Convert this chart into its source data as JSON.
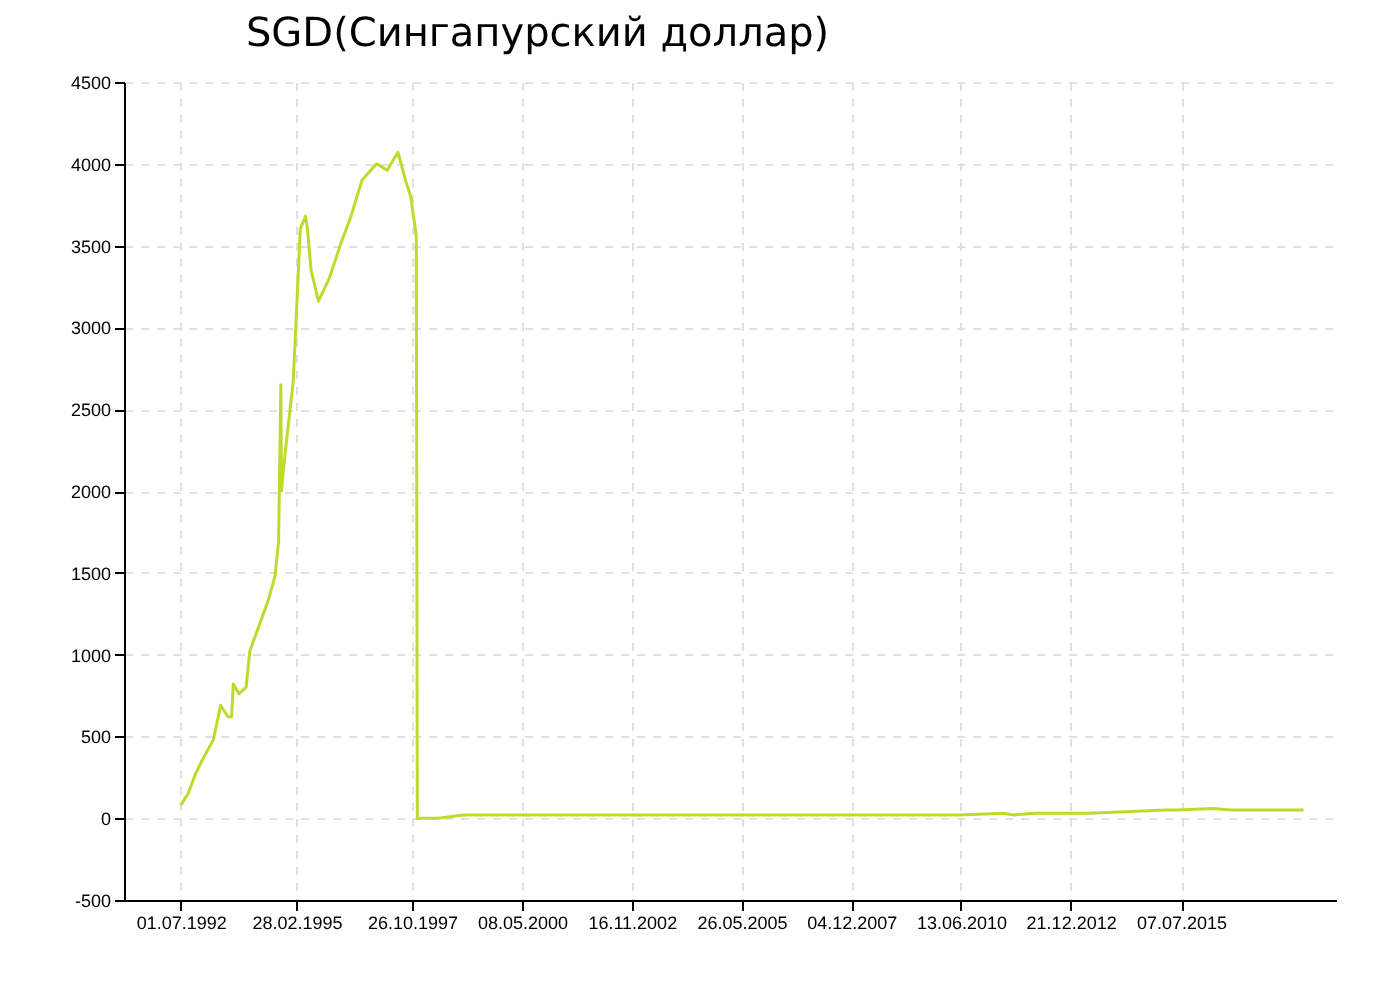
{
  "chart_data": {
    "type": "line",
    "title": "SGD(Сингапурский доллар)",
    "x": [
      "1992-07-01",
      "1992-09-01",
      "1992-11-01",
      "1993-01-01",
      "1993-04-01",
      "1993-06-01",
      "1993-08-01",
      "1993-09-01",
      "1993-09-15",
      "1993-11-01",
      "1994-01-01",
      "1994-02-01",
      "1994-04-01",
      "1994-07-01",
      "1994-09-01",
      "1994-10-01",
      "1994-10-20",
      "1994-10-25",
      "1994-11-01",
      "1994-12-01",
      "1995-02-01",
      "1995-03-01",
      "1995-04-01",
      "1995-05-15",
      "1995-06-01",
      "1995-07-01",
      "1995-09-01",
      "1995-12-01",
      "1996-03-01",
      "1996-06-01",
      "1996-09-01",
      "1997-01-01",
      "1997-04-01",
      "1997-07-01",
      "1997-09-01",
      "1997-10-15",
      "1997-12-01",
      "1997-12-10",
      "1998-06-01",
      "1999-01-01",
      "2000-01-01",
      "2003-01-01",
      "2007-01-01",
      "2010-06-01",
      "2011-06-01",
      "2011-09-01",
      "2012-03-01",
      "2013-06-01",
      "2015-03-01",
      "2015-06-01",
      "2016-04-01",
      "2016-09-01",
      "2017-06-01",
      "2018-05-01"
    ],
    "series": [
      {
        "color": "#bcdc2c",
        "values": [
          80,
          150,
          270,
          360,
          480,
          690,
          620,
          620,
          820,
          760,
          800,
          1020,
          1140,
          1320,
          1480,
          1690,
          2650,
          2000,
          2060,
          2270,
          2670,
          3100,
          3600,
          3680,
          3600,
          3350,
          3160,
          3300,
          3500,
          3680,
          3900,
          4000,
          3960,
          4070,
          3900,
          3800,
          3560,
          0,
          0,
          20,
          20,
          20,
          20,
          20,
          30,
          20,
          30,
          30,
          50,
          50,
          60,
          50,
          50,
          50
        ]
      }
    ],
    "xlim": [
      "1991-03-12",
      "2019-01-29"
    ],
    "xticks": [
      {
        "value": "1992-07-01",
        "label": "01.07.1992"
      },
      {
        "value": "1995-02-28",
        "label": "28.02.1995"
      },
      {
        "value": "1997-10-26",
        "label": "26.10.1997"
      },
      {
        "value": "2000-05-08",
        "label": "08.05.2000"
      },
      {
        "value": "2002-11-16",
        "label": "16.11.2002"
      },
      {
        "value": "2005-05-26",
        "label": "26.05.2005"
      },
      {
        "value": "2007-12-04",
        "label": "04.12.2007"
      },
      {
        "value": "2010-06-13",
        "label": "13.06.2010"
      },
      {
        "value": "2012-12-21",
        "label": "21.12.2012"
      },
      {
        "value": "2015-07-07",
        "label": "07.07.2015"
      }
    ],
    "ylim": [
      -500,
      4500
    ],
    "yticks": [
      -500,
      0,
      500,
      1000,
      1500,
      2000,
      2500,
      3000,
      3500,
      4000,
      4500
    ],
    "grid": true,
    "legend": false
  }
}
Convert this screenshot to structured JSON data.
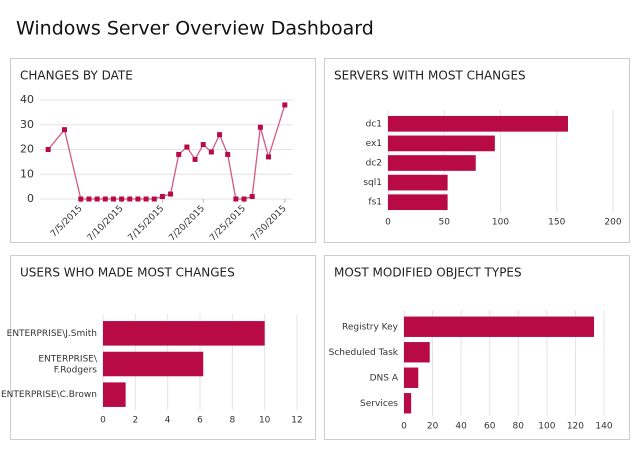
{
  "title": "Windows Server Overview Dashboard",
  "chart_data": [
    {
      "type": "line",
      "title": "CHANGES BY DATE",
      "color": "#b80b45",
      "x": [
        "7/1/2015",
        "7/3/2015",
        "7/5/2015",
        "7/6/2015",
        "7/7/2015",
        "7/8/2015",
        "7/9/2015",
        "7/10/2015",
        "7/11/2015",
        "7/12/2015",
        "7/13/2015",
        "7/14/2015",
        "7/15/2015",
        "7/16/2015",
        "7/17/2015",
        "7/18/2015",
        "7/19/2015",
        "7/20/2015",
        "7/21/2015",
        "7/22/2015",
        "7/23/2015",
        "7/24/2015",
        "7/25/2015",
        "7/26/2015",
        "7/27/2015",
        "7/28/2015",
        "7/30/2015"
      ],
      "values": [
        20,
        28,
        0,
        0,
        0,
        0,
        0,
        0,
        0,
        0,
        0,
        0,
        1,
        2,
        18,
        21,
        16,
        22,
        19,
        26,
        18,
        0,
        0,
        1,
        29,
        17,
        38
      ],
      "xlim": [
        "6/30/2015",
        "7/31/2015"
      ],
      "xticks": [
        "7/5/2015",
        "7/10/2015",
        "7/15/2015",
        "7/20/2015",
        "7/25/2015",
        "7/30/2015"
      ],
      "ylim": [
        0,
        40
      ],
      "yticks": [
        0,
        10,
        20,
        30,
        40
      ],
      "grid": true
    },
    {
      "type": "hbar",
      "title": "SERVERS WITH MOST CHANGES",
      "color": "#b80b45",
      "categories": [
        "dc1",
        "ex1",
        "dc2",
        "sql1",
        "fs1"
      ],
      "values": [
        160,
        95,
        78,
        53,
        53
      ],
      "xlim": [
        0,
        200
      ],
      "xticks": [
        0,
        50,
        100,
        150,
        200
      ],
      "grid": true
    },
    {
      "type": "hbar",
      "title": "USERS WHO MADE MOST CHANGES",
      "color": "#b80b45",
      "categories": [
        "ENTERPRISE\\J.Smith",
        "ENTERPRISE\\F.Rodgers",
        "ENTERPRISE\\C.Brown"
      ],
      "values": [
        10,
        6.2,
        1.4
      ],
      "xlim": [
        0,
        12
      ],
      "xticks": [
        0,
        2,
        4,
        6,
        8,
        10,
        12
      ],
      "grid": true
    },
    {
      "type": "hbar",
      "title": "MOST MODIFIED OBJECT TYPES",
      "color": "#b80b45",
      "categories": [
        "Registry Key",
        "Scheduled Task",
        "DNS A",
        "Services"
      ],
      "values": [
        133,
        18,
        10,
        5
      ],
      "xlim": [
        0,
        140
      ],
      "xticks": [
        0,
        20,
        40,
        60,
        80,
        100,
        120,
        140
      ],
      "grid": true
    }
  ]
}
* * *
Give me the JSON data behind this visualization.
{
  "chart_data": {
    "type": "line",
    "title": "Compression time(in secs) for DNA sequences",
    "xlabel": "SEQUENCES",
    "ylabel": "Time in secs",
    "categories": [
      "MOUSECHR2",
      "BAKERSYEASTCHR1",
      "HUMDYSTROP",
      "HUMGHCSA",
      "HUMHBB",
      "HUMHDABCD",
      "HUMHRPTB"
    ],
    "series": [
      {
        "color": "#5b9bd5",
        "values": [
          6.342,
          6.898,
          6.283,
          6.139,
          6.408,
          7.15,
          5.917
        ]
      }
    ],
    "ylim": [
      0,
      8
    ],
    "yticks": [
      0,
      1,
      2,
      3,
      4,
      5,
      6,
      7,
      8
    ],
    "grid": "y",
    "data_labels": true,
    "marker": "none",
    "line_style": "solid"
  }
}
==
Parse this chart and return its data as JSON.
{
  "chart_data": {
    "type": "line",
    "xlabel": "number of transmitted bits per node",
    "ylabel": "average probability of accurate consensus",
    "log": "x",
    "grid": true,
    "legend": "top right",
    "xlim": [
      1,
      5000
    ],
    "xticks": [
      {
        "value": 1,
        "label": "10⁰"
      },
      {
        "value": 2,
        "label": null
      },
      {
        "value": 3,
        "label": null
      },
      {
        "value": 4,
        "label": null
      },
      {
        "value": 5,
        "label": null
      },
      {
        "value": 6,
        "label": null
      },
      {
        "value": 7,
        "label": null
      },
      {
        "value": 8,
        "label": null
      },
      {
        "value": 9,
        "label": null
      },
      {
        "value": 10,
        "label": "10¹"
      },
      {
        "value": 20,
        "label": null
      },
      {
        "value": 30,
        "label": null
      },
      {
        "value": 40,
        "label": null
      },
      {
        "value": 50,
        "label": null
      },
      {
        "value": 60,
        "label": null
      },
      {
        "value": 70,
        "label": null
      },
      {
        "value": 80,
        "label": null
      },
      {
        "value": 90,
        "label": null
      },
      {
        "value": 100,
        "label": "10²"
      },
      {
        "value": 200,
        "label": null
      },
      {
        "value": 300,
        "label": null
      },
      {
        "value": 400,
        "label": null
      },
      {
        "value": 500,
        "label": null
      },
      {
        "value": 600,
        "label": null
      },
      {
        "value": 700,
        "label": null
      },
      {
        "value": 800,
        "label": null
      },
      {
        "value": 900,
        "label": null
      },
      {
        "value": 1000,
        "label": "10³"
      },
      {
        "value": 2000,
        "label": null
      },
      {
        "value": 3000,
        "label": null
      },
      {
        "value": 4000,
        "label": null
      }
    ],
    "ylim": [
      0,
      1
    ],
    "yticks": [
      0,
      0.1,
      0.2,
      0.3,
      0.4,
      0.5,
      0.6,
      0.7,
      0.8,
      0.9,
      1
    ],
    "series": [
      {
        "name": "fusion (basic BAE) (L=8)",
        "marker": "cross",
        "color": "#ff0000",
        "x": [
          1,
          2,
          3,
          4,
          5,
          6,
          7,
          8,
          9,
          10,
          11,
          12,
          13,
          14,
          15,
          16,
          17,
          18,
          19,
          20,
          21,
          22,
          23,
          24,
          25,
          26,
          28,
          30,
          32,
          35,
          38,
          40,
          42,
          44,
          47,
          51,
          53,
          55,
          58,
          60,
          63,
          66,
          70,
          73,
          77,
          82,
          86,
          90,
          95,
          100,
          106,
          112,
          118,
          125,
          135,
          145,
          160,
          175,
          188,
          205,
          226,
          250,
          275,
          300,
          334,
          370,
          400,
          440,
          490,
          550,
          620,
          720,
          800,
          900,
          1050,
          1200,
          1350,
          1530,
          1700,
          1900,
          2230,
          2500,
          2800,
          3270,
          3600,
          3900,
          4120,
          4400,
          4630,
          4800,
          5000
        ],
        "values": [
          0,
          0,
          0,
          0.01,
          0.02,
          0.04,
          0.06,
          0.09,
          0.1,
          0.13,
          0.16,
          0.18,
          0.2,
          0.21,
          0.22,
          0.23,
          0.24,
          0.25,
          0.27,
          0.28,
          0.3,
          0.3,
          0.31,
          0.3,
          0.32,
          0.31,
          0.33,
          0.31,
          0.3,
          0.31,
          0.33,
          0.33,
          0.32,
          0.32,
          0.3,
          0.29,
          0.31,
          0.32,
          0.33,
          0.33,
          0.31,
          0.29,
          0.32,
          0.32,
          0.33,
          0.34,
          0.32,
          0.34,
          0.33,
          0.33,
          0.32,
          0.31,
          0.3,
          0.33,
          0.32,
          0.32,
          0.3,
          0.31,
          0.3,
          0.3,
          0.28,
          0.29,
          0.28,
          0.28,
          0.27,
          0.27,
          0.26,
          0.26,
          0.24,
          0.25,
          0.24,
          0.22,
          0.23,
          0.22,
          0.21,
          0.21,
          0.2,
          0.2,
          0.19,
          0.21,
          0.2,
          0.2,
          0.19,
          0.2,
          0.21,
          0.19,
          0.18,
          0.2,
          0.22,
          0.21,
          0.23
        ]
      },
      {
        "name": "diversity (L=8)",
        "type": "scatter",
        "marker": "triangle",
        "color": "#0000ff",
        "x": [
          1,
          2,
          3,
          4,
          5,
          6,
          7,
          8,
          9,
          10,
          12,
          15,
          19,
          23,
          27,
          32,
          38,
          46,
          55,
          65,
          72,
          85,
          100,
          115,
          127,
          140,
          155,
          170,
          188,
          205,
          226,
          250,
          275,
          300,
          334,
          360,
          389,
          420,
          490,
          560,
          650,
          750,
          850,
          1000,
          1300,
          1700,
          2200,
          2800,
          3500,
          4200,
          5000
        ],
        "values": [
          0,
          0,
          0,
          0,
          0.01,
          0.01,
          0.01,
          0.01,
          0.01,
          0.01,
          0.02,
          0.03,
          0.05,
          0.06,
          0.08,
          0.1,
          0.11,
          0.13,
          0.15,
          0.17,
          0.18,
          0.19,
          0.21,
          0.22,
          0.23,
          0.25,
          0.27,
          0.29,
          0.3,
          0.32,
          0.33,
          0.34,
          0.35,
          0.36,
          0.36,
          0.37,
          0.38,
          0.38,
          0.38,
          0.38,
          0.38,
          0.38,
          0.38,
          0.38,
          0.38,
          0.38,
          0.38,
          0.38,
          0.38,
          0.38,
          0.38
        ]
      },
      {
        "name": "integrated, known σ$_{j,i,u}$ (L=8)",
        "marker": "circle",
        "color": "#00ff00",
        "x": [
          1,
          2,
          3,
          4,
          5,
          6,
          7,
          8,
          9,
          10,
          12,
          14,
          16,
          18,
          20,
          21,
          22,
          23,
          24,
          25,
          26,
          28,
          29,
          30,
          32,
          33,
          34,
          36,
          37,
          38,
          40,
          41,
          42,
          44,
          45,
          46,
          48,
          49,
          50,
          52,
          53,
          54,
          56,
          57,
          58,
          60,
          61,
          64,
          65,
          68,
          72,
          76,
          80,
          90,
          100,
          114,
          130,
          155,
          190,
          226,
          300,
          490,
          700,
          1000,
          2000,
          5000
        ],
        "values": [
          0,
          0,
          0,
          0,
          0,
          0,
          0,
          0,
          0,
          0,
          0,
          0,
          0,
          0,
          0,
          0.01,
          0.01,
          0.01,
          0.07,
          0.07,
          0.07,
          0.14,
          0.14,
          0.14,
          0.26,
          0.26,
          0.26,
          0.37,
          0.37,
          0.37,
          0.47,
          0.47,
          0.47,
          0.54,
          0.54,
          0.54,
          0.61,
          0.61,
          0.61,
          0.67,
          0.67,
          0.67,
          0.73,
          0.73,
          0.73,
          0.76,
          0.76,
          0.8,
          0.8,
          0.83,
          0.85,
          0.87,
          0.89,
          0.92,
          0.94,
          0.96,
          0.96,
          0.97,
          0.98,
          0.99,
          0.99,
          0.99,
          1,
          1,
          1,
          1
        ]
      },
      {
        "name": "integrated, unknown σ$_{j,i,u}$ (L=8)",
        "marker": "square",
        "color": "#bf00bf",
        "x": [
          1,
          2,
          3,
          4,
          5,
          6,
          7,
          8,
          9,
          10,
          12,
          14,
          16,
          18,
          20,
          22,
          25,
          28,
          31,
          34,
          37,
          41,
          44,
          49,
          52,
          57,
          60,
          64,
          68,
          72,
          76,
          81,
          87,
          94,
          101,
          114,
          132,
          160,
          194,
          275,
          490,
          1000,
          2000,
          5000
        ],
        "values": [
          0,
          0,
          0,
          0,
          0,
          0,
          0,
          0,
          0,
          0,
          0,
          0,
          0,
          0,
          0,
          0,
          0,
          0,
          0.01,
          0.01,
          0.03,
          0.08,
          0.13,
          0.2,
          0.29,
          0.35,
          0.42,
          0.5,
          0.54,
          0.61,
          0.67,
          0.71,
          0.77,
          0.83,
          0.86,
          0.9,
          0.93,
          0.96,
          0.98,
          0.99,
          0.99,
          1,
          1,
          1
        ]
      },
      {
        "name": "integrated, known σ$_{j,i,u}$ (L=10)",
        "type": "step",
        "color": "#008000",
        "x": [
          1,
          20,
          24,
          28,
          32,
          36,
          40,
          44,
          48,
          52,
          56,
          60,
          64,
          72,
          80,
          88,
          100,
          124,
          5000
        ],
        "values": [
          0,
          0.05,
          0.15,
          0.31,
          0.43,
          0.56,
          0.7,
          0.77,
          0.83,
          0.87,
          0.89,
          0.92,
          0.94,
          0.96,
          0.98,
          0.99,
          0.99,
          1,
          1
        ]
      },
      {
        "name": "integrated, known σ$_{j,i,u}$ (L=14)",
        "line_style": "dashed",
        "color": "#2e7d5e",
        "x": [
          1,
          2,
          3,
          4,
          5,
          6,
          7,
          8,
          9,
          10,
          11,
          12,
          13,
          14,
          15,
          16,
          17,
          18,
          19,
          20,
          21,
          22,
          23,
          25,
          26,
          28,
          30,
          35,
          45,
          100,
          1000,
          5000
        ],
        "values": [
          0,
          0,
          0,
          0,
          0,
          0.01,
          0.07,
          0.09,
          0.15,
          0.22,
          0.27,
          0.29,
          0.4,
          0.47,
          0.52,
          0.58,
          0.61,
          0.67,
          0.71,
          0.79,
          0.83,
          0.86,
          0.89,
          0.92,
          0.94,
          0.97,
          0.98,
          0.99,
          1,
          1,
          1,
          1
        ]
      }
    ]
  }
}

What is needed: Say how many lines above contain the string "integrated". Answer with the number only.

Response to the exercise: 4